What you need to do => Your task is to copy the listing exactly, with the pictures left out.

Supplied material =>

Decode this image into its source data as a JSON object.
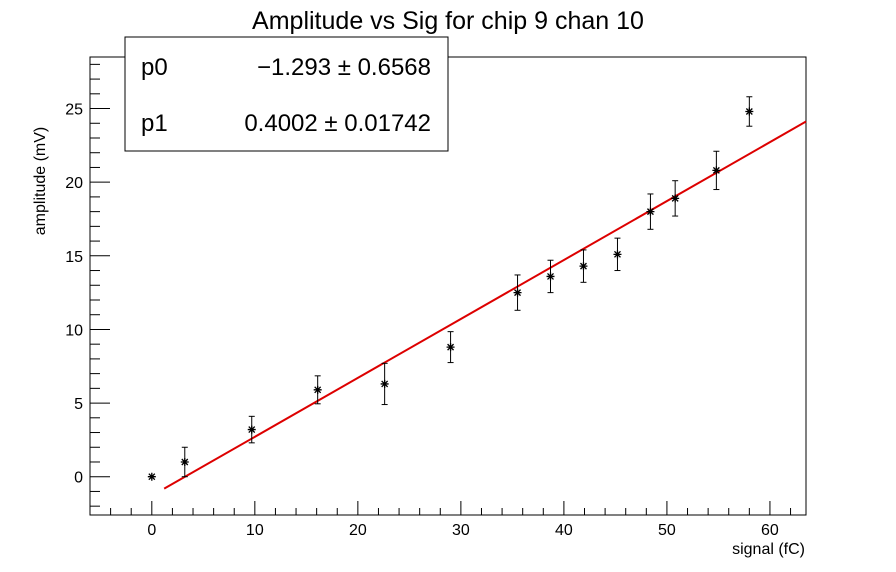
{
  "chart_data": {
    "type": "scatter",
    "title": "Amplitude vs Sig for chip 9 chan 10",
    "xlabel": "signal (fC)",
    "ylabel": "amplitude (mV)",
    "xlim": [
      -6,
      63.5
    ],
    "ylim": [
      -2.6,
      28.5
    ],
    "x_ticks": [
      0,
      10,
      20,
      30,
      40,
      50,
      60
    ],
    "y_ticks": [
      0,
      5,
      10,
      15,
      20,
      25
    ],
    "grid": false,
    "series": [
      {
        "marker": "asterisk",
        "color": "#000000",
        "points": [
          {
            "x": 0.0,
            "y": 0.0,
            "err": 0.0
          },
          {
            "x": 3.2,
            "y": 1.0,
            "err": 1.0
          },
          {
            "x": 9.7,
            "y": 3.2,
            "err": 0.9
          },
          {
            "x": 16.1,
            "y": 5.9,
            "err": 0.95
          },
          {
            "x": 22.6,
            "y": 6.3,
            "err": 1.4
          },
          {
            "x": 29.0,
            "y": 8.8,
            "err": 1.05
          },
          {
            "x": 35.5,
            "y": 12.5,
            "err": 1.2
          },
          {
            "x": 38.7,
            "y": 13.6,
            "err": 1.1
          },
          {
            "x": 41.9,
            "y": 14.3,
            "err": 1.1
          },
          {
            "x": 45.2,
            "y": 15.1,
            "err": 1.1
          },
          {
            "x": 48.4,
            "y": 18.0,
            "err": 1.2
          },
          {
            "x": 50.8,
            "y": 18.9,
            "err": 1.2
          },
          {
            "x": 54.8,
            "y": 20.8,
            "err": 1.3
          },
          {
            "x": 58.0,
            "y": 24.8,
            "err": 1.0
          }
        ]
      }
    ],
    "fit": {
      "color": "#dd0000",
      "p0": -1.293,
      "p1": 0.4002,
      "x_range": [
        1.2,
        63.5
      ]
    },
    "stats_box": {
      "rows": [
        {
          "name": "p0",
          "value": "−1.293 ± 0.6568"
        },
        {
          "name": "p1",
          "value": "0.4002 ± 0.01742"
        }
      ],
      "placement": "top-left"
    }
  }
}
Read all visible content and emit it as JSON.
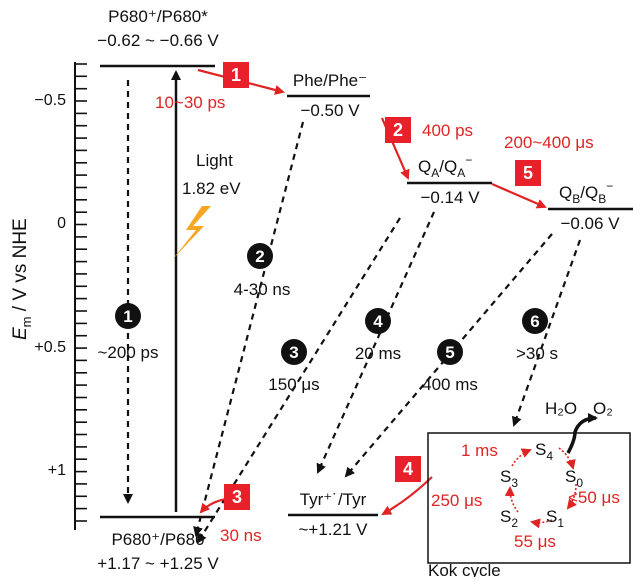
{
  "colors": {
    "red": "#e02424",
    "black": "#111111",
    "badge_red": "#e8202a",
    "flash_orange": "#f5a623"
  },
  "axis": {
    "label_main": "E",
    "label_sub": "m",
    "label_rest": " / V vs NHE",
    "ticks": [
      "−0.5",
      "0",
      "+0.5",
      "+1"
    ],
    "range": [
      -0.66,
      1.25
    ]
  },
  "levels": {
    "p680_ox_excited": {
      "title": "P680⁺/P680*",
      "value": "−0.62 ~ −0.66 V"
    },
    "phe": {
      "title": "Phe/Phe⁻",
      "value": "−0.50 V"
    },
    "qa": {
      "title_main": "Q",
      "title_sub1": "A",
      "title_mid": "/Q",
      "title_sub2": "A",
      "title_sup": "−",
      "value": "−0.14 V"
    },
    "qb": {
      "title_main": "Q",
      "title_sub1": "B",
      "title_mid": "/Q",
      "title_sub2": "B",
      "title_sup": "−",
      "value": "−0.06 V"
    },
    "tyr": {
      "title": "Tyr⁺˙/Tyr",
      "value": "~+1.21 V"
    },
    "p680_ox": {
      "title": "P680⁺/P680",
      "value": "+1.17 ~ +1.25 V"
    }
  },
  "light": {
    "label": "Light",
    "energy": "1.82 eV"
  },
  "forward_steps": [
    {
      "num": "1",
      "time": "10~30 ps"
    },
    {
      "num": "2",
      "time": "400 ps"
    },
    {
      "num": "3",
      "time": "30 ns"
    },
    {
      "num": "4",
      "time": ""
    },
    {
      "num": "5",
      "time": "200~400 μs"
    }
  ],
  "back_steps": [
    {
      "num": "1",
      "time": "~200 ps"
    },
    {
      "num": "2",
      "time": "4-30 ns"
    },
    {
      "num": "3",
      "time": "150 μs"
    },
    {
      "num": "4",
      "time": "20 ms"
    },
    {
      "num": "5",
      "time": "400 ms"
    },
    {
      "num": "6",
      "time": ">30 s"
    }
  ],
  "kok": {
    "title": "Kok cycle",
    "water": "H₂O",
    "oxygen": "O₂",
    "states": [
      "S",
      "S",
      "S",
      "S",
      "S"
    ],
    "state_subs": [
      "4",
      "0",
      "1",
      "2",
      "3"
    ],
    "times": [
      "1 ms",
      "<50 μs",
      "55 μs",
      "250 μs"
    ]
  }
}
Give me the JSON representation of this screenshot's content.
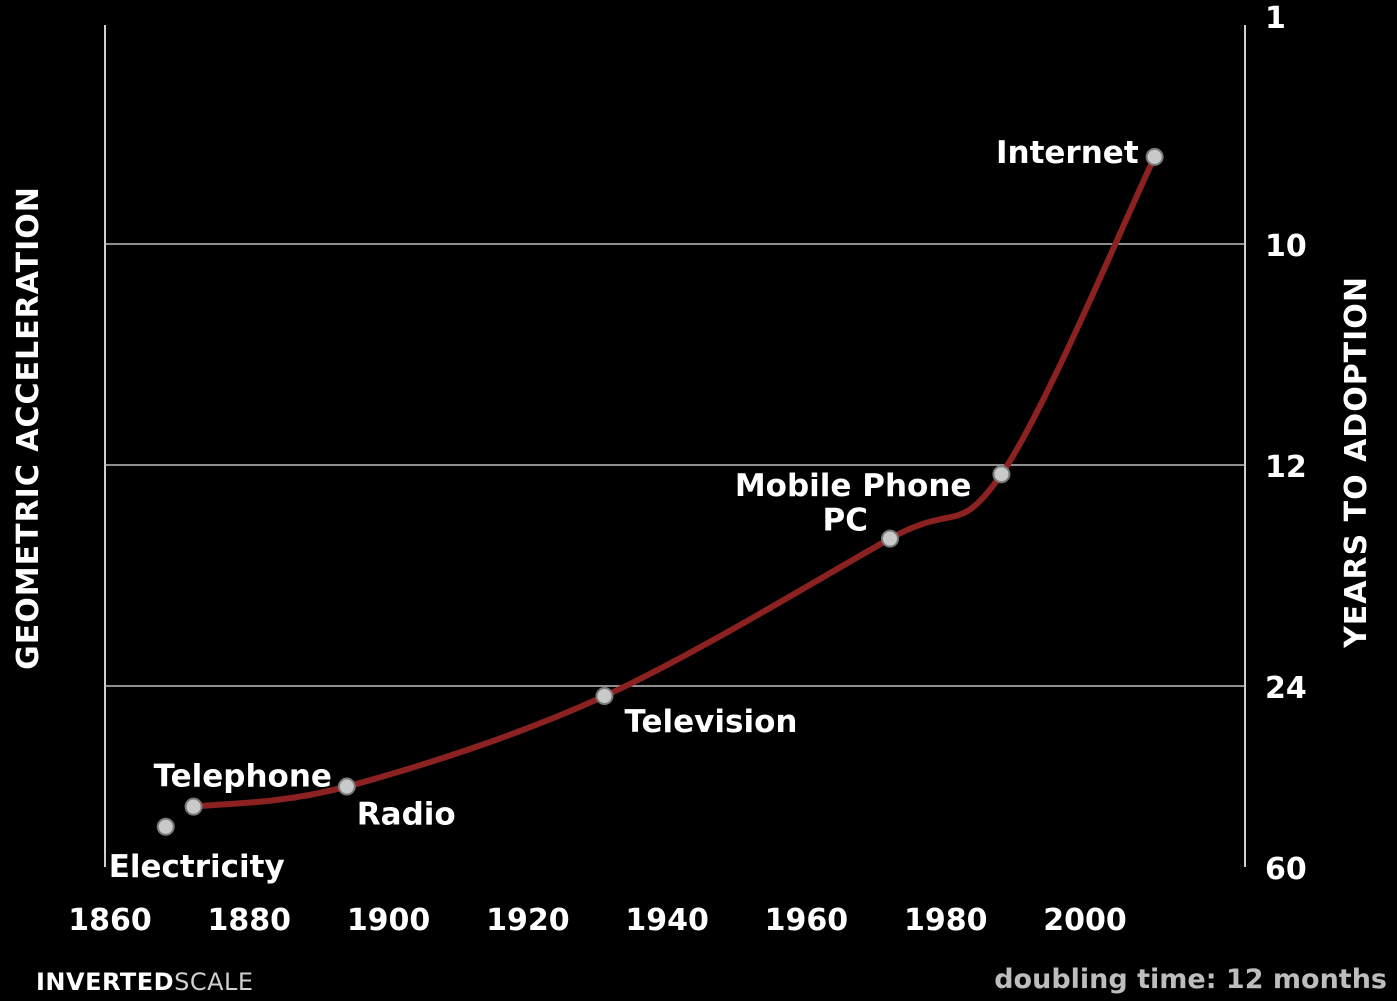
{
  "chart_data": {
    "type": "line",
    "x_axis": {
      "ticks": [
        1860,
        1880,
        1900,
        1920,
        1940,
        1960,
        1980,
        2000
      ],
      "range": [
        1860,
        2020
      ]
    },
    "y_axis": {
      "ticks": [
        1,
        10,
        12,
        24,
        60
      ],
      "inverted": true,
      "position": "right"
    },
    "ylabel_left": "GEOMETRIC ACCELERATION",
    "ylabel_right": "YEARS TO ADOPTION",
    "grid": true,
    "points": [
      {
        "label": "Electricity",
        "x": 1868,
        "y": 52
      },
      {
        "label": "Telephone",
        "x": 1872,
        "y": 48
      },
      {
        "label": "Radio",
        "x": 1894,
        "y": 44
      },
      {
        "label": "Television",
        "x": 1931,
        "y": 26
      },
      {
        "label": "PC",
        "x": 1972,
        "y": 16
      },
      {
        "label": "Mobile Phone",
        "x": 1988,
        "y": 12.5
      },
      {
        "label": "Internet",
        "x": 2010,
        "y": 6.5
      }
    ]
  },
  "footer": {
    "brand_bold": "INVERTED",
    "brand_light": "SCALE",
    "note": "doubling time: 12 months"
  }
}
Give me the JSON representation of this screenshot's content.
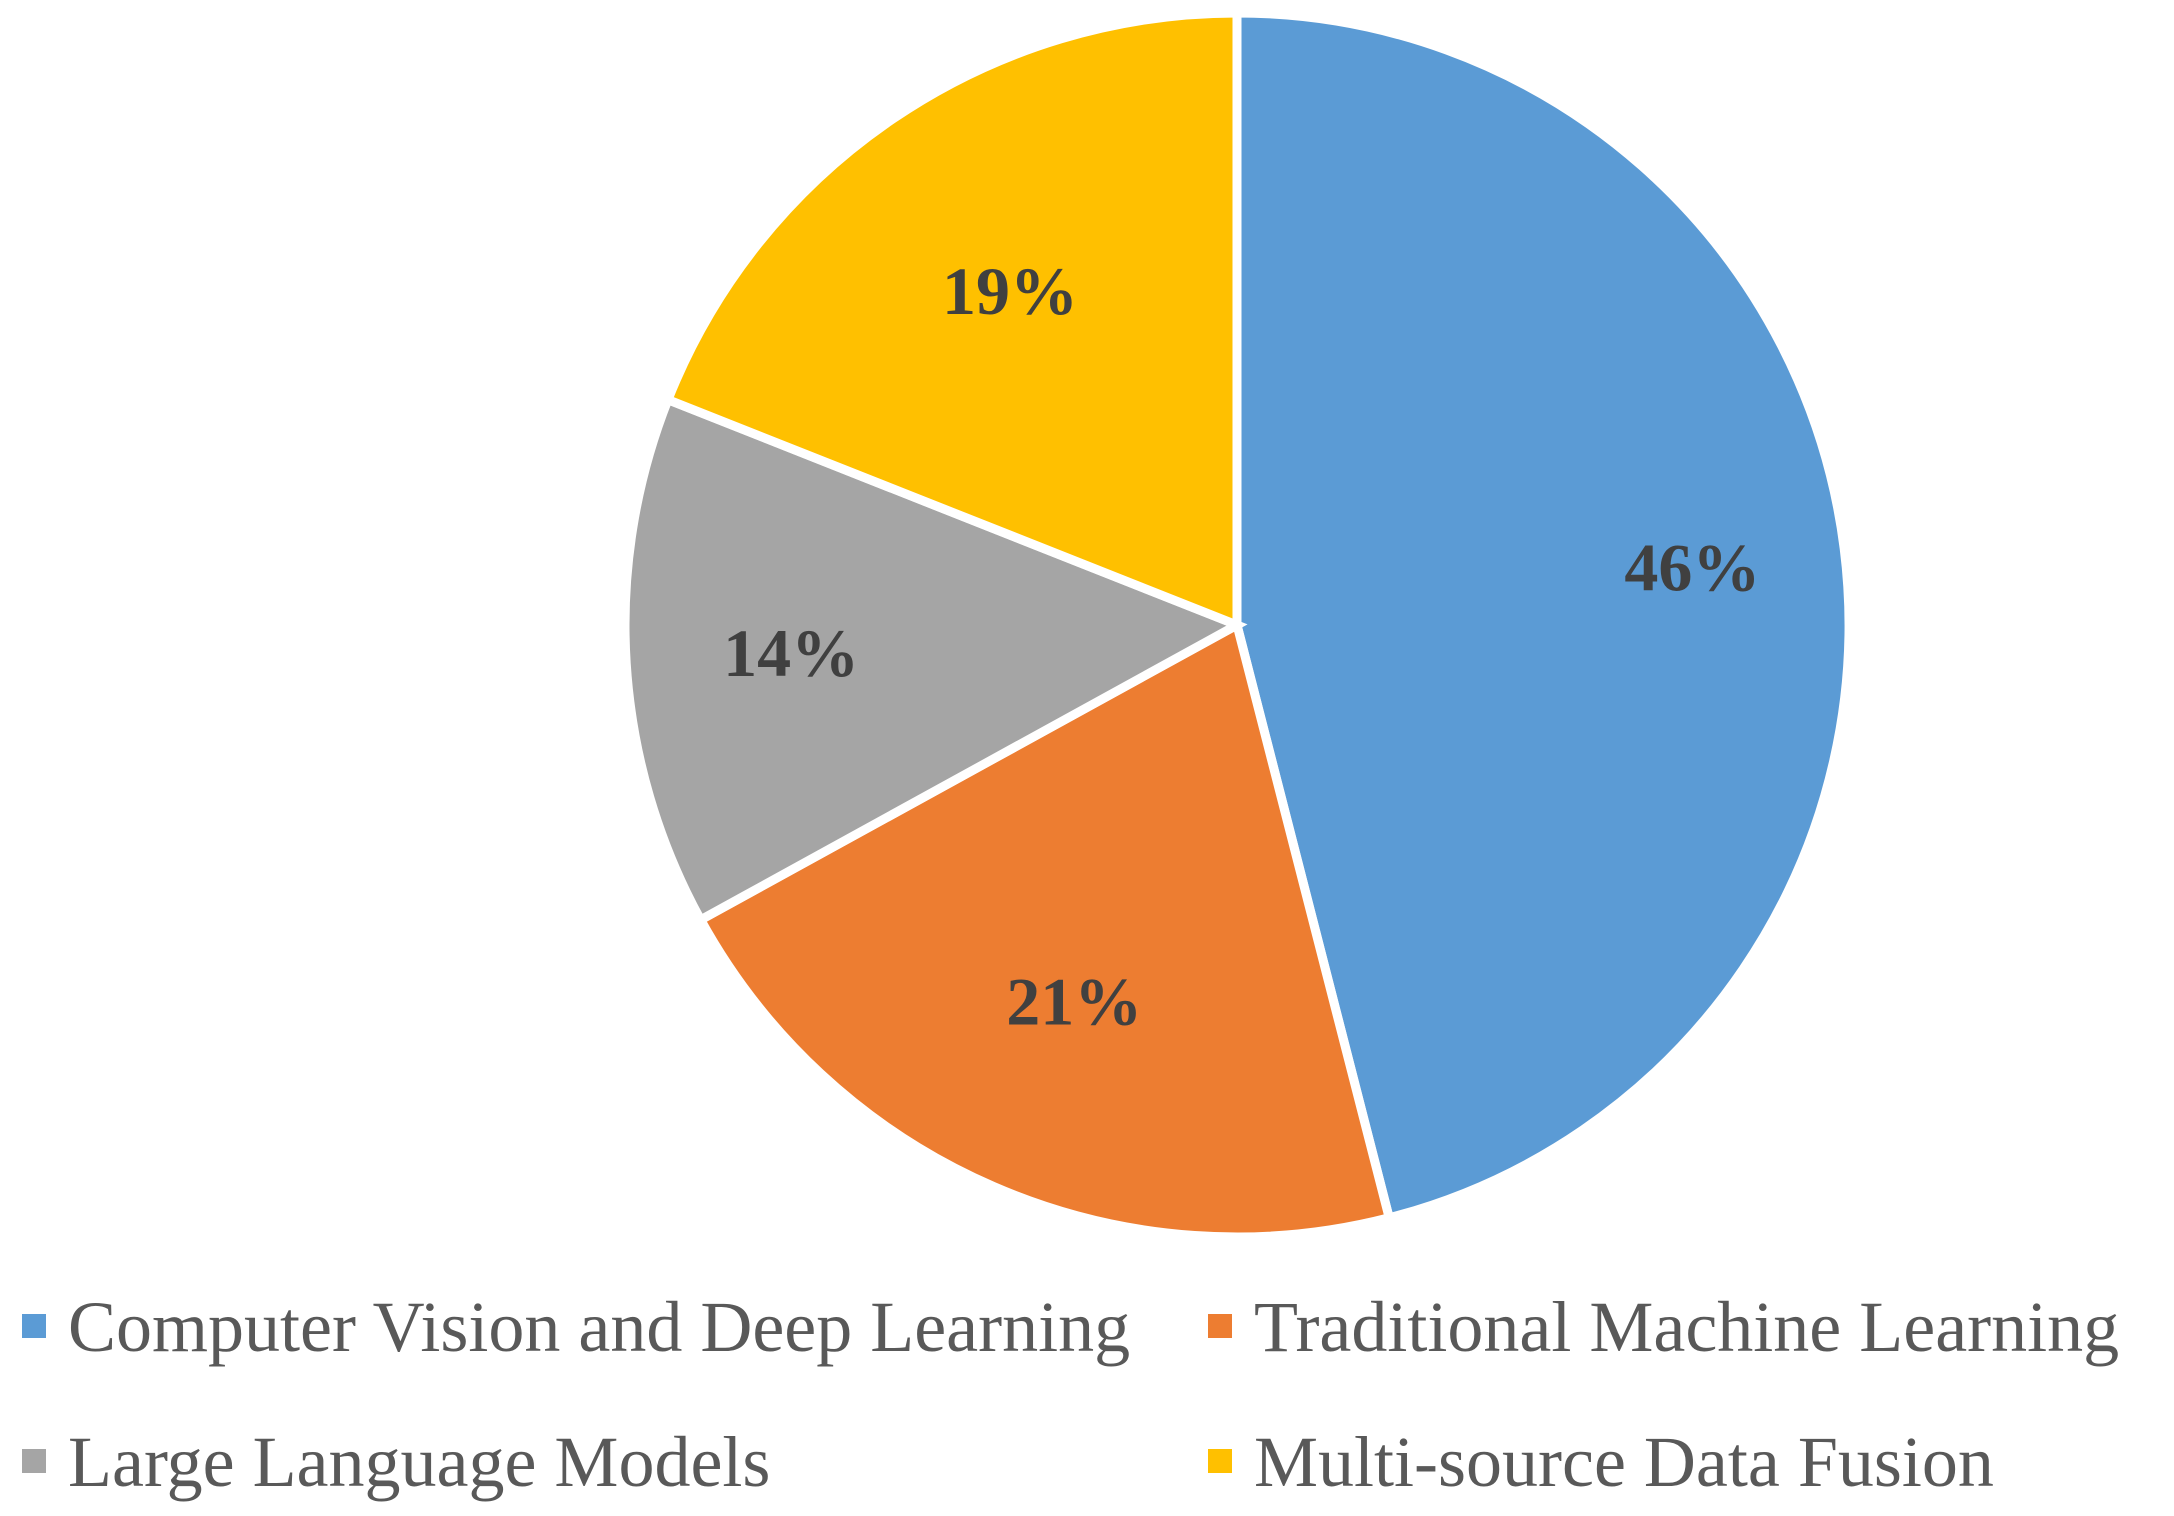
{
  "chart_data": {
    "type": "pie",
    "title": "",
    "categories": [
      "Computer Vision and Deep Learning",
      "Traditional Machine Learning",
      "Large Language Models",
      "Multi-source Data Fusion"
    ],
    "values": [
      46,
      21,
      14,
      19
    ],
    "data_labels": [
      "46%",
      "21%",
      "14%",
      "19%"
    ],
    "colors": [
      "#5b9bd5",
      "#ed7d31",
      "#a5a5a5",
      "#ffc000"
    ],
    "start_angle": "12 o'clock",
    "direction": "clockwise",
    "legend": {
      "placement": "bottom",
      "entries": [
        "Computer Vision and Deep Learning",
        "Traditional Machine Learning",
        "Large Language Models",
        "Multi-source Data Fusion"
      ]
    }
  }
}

Written answer =>
Decode this image into its source data as a JSON object.
{
  "chart_data": {
    "type": "scatter",
    "title": "Amplitude vs Sig for chip 9 chan 10",
    "xlabel": "signal (fC)",
    "ylabel": "amplitude (mV)",
    "xlim": [
      -6,
      63.5
    ],
    "ylim": [
      -2.6,
      28.5
    ],
    "x_ticks": [
      0,
      10,
      20,
      30,
      40,
      50,
      60
    ],
    "y_ticks": [
      0,
      5,
      10,
      15,
      20,
      25
    ],
    "grid": false,
    "series": [
      {
        "marker": "asterisk",
        "color": "#000000",
        "points": [
          {
            "x": 0.0,
            "y": 0.0,
            "err": 0.0
          },
          {
            "x": 3.2,
            "y": 1.0,
            "err": 1.0
          },
          {
            "x": 9.7,
            "y": 3.2,
            "err": 0.9
          },
          {
            "x": 16.1,
            "y": 5.9,
            "err": 0.95
          },
          {
            "x": 22.6,
            "y": 6.3,
            "err": 1.4
          },
          {
            "x": 29.0,
            "y": 8.8,
            "err": 1.05
          },
          {
            "x": 35.5,
            "y": 12.5,
            "err": 1.2
          },
          {
            "x": 38.7,
            "y": 13.6,
            "err": 1.1
          },
          {
            "x": 41.9,
            "y": 14.3,
            "err": 1.1
          },
          {
            "x": 45.2,
            "y": 15.1,
            "err": 1.1
          },
          {
            "x": 48.4,
            "y": 18.0,
            "err": 1.2
          },
          {
            "x": 50.8,
            "y": 18.9,
            "err": 1.2
          },
          {
            "x": 54.8,
            "y": 20.8,
            "err": 1.3
          },
          {
            "x": 58.0,
            "y": 24.8,
            "err": 1.0
          }
        ]
      }
    ],
    "fit": {
      "color": "#dd0000",
      "p0": -1.293,
      "p1": 0.4002,
      "x_range": [
        1.2,
        63.5
      ]
    },
    "stats_box": {
      "rows": [
        {
          "name": "p0",
          "value": "−1.293 ± 0.6568"
        },
        {
          "name": "p1",
          "value": "0.4002 ± 0.01742"
        }
      ],
      "placement": "top-left"
    }
  }
}
Read all visible content and emit it as JSON.
{
  "colors": {
    "red": "#e02424",
    "black": "#111111",
    "badge_red": "#e8202a",
    "flash_orange": "#f5a623"
  },
  "axis": {
    "label_main": "E",
    "label_sub": "m",
    "label_rest": " / V vs NHE",
    "ticks": [
      "−0.5",
      "0",
      "+0.5",
      "+1"
    ],
    "range": [
      -0.66,
      1.25
    ]
  },
  "levels": {
    "p680_ox_excited": {
      "title": "P680⁺/P680*",
      "value": "−0.62 ~ −0.66 V"
    },
    "phe": {
      "title": "Phe/Phe⁻",
      "value": "−0.50 V"
    },
    "qa": {
      "title_main": "Q",
      "title_sub1": "A",
      "title_mid": "/Q",
      "title_sub2": "A",
      "title_sup": "−",
      "value": "−0.14 V"
    },
    "qb": {
      "title_main": "Q",
      "title_sub1": "B",
      "title_mid": "/Q",
      "title_sub2": "B",
      "title_sup": "−",
      "value": "−0.06 V"
    },
    "tyr": {
      "title": "Tyr⁺˙/Tyr",
      "value": "~+1.21 V"
    },
    "p680_ox": {
      "title": "P680⁺/P680",
      "value": "+1.17 ~ +1.25 V"
    }
  },
  "light": {
    "label": "Light",
    "energy": "1.82 eV"
  },
  "forward_steps": [
    {
      "num": "1",
      "time": "10~30 ps"
    },
    {
      "num": "2",
      "time": "400 ps"
    },
    {
      "num": "3",
      "time": "30 ns"
    },
    {
      "num": "4",
      "time": ""
    },
    {
      "num": "5",
      "time": "200~400 μs"
    }
  ],
  "back_steps": [
    {
      "num": "1",
      "time": "~200 ps"
    },
    {
      "num": "2",
      "time": "4-30 ns"
    },
    {
      "num": "3",
      "time": "150 μs"
    },
    {
      "num": "4",
      "time": "20 ms"
    },
    {
      "num": "5",
      "time": "400 ms"
    },
    {
      "num": "6",
      "time": ">30 s"
    }
  ],
  "kok": {
    "title": "Kok cycle",
    "water": "H₂O",
    "oxygen": "O₂",
    "states": [
      "S",
      "S",
      "S",
      "S",
      "S"
    ],
    "state_subs": [
      "4",
      "0",
      "1",
      "2",
      "3"
    ],
    "times": [
      "1 ms",
      "<50 μs",
      "55 μs",
      "250 μs"
    ]
  }
}
Give me the JSON representation of this screenshot's content.
{
  "chart_data": {
    "type": "line",
    "x_axis": {
      "ticks": [
        1860,
        1880,
        1900,
        1920,
        1940,
        1960,
        1980,
        2000
      ],
      "range": [
        1860,
        2020
      ]
    },
    "y_axis": {
      "ticks": [
        1,
        10,
        12,
        24,
        60
      ],
      "inverted": true,
      "position": "right"
    },
    "ylabel_left": "GEOMETRIC ACCELERATION",
    "ylabel_right": "YEARS TO ADOPTION",
    "grid": true,
    "points": [
      {
        "label": "Electricity",
        "x": 1868,
        "y": 52
      },
      {
        "label": "Telephone",
        "x": 1872,
        "y": 48
      },
      {
        "label": "Radio",
        "x": 1894,
        "y": 44
      },
      {
        "label": "Television",
        "x": 1931,
        "y": 26
      },
      {
        "label": "PC",
        "x": 1972,
        "y": 16
      },
      {
        "label": "Mobile Phone",
        "x": 1988,
        "y": 12.5
      },
      {
        "label": "Internet",
        "x": 2010,
        "y": 6.5
      }
    ]
  },
  "footer": {
    "brand_bold": "INVERTED",
    "brand_light": "SCALE",
    "note": "doubling time: 12 months"
  }
}
Give me the JSON representation of this screenshot's content.
{
  "chart_data": {
    "type": "pie",
    "title": "",
    "categories": [
      "Computer Vision and Deep Learning",
      "Traditional Machine Learning",
      "Large Language Models",
      "Multi-source Data Fusion"
    ],
    "values": [
      46,
      21,
      14,
      19
    ],
    "data_labels": [
      "46%",
      "21%",
      "14%",
      "19%"
    ],
    "colors": [
      "#5b9bd5",
      "#ed7d31",
      "#a5a5a5",
      "#ffc000"
    ],
    "start_angle": "12 o'clock",
    "direction": "clockwise",
    "legend": {
      "placement": "bottom",
      "entries": [
        "Computer Vision and Deep Learning",
        "Traditional Machine Learning",
        "Large Language Models",
        "Multi-source Data Fusion"
      ]
    }
  }
}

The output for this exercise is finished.